Restate the complete material exactly.

Data records:
==*==

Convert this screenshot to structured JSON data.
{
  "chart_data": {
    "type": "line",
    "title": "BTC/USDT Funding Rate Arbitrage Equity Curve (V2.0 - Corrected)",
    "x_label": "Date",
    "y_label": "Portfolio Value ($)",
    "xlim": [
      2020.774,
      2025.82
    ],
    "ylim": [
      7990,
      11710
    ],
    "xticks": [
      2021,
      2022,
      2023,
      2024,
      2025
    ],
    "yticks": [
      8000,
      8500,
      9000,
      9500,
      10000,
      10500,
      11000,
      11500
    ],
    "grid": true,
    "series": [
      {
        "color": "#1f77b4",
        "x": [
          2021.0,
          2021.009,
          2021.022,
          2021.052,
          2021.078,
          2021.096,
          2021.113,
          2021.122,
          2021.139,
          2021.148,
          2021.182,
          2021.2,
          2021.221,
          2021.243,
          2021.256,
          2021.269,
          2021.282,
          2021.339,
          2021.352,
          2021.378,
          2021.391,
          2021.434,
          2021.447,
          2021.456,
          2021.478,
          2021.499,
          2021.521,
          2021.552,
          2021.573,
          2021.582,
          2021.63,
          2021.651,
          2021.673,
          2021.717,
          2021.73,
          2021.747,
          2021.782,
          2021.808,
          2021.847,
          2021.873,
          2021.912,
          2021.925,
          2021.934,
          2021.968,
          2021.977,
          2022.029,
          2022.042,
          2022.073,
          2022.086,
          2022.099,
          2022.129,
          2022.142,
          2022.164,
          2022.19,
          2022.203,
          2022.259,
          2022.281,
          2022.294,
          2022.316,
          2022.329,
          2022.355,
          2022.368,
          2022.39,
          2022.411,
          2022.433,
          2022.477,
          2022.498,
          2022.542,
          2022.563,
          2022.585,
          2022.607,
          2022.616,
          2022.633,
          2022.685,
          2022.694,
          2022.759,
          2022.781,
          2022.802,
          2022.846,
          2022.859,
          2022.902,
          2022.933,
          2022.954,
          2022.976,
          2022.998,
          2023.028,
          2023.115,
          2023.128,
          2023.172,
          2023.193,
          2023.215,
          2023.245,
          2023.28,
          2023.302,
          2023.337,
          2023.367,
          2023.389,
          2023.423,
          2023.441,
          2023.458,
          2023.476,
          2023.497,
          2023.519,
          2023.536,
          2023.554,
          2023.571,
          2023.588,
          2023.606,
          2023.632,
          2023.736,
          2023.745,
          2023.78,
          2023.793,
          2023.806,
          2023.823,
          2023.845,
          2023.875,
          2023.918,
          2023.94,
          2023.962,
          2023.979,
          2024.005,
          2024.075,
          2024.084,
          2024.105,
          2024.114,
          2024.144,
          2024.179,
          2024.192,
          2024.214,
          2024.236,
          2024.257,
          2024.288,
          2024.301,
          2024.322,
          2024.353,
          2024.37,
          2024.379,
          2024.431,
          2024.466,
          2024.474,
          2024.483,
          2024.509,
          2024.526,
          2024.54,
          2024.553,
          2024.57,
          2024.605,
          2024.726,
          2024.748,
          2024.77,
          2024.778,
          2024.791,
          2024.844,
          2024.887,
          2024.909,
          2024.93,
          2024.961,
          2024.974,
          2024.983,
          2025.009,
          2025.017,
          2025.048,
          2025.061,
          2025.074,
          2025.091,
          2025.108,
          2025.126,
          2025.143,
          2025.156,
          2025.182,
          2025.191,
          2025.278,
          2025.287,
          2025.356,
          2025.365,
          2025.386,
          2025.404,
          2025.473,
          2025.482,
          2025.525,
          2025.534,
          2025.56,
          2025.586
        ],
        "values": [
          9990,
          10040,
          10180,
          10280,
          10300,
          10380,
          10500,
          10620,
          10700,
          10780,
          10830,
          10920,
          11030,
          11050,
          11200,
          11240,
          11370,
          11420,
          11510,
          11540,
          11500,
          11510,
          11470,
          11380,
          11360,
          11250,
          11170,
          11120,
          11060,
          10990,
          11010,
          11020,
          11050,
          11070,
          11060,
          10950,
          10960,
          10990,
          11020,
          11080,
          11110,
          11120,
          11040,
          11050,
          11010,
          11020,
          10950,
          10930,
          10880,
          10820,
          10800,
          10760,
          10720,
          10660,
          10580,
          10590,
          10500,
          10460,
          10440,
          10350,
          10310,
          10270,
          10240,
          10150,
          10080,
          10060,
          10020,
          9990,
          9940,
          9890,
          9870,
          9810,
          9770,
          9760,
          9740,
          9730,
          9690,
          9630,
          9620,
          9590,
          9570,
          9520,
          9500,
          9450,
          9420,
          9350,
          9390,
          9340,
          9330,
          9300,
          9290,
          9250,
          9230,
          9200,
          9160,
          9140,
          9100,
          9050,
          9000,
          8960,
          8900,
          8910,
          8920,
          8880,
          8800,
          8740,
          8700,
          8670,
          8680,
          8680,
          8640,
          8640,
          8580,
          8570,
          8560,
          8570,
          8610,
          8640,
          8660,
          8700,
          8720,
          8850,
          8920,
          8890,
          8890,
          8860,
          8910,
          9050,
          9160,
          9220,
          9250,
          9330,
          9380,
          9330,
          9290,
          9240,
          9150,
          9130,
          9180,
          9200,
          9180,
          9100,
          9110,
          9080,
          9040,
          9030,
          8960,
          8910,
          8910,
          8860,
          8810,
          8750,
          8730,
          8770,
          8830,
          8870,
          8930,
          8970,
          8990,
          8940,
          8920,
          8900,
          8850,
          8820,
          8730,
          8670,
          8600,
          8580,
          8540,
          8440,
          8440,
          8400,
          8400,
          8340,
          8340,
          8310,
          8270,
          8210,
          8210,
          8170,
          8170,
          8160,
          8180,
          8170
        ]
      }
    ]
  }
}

==*==

Solution for this task:
Convert this screenshot to structured JSON data.
{
  "chart_data": {
    "type": "line",
    "title": "BTC/USDT Funding Rate Arbitrage Equity Curve (V2.0 - Corrected)",
    "x_label": "Date",
    "y_label": "Portfolio Value ($)",
    "xlim": [
      2020.774,
      2025.82
    ],
    "ylim": [
      7990,
      11710
    ],
    "xticks": [
      2021,
      2022,
      2023,
      2024,
      2025
    ],
    "yticks": [
      8000,
      8500,
      9000,
      9500,
      10000,
      10500,
      11000,
      11500
    ],
    "grid": true,
    "series": [
      {
        "color": "#1f77b4",
        "x": [
          2021.0,
          2021.009,
          2021.022,
          2021.052,
          2021.078,
          2021.096,
          2021.113,
          2021.122,
          2021.139,
          2021.148,
          2021.182,
          2021.2,
          2021.221,
          2021.243,
          2021.256,
          2021.269,
          2021.282,
          2021.339,
          2021.352,
          2021.378,
          2021.391,
          2021.434,
          2021.447,
          2021.456,
          2021.478,
          2021.499,
          2021.521,
          2021.552,
          2021.573,
          2021.582,
          2021.63,
          2021.651,
          2021.673,
          2021.717,
          2021.73,
          2021.747,
          2021.782,
          2021.808,
          2021.847,
          2021.873,
          2021.912,
          2021.925,
          2021.934,
          2021.968,
          2021.977,
          2022.029,
          2022.042,
          2022.073,
          2022.086,
          2022.099,
          2022.129,
          2022.142,
          2022.164,
          2022.19,
          2022.203,
          2022.259,
          2022.281,
          2022.294,
          2022.316,
          2022.329,
          2022.355,
          2022.368,
          2022.39,
          2022.411,
          2022.433,
          2022.477,
          2022.498,
          2022.542,
          2022.563,
          2022.585,
          2022.607,
          2022.616,
          2022.633,
          2022.685,
          2022.694,
          2022.759,
          2022.781,
          2022.802,
          2022.846,
          2022.859,
          2022.902,
          2022.933,
          2022.954,
          2022.976,
          2022.998,
          2023.028,
          2023.115,
          2023.128,
          2023.172,
          2023.193,
          2023.215,
          2023.245,
          2023.28,
          2023.302,
          2023.337,
          2023.367,
          2023.389,
          2023.423,
          2023.441,
          2023.458,
          2023.476,
          2023.497,
          2023.519,
          2023.536,
          2023.554,
          2023.571,
          2023.588,
          2023.606,
          2023.632,
          2023.736,
          2023.745,
          2023.78,
          2023.793,
          2023.806,
          2023.823,
          2023.845,
          2023.875,
          2023.918,
          2023.94,
          2023.962,
          2023.979,
          2024.005,
          2024.075,
          2024.084,
          2024.105,
          2024.114,
          2024.144,
          2024.179,
          2024.192,
          2024.214,
          2024.236,
          2024.257,
          2024.288,
          2024.301,
          2024.322,
          2024.353,
          2024.37,
          2024.379,
          2024.431,
          2024.466,
          2024.474,
          2024.483,
          2024.509,
          2024.526,
          2024.54,
          2024.553,
          2024.57,
          2024.605,
          2024.726,
          2024.748,
          2024.77,
          2024.778,
          2024.791,
          2024.844,
          2024.887,
          2024.909,
          2024.93,
          2024.961,
          2024.974,
          2024.983,
          2025.009,
          2025.017,
          2025.048,
          2025.061,
          2025.074,
          2025.091,
          2025.108,
          2025.126,
          2025.143,
          2025.156,
          2025.182,
          2025.191,
          2025.278,
          2025.287,
          2025.356,
          2025.365,
          2025.386,
          2025.404,
          2025.473,
          2025.482,
          2025.525,
          2025.534,
          2025.56,
          2025.586
        ],
        "values": [
          9990,
          10040,
          10180,
          10280,
          10300,
          10380,
          10500,
          10620,
          10700,
          10780,
          10830,
          10920,
          11030,
          11050,
          11200,
          11240,
          11370,
          11420,
          11510,
          11540,
          11500,
          11510,
          11470,
          11380,
          11360,
          11250,
          11170,
          11120,
          11060,
          10990,
          11010,
          11020,
          11050,
          11070,
          11060,
          10950,
          10960,
          10990,
          11020,
          11080,
          11110,
          11120,
          11040,
          11050,
          11010,
          11020,
          10950,
          10930,
          10880,
          10820,
          10800,
          10760,
          10720,
          10660,
          10580,
          10590,
          10500,
          10460,
          10440,
          10350,
          10310,
          10270,
          10240,
          10150,
          10080,
          10060,
          10020,
          9990,
          9940,
          9890,
          9870,
          9810,
          9770,
          9760,
          9740,
          9730,
          9690,
          9630,
          9620,
          9590,
          9570,
          9520,
          9500,
          9450,
          9420,
          9350,
          9390,
          9340,
          9330,
          9300,
          9290,
          9250,
          9230,
          9200,
          9160,
          9140,
          9100,
          9050,
          9000,
          8960,
          8900,
          8910,
          8920,
          8880,
          8800,
          8740,
          8700,
          8670,
          8680,
          8680,
          8640,
          8640,
          8580,
          8570,
          8560,
          8570,
          8610,
          8640,
          8660,
          8700,
          8720,
          8850,
          8920,
          8890,
          8890,
          8860,
          8910,
          9050,
          9160,
          9220,
          9250,
          9330,
          9380,
          9330,
          9290,
          9240,
          9150,
          9130,
          9180,
          9200,
          9180,
          9100,
          9110,
          9080,
          9040,
          9030,
          8960,
          8910,
          8910,
          8860,
          8810,
          8750,
          8730,
          8770,
          8830,
          8870,
          8930,
          8970,
          8990,
          8940,
          8920,
          8900,
          8850,
          8820,
          8730,
          8670,
          8600,
          8580,
          8540,
          8440,
          8440,
          8400,
          8400,
          8340,
          8340,
          8310,
          8270,
          8210,
          8210,
          8170,
          8170,
          8160,
          8180,
          8170
        ]
      }
    ]
  }
}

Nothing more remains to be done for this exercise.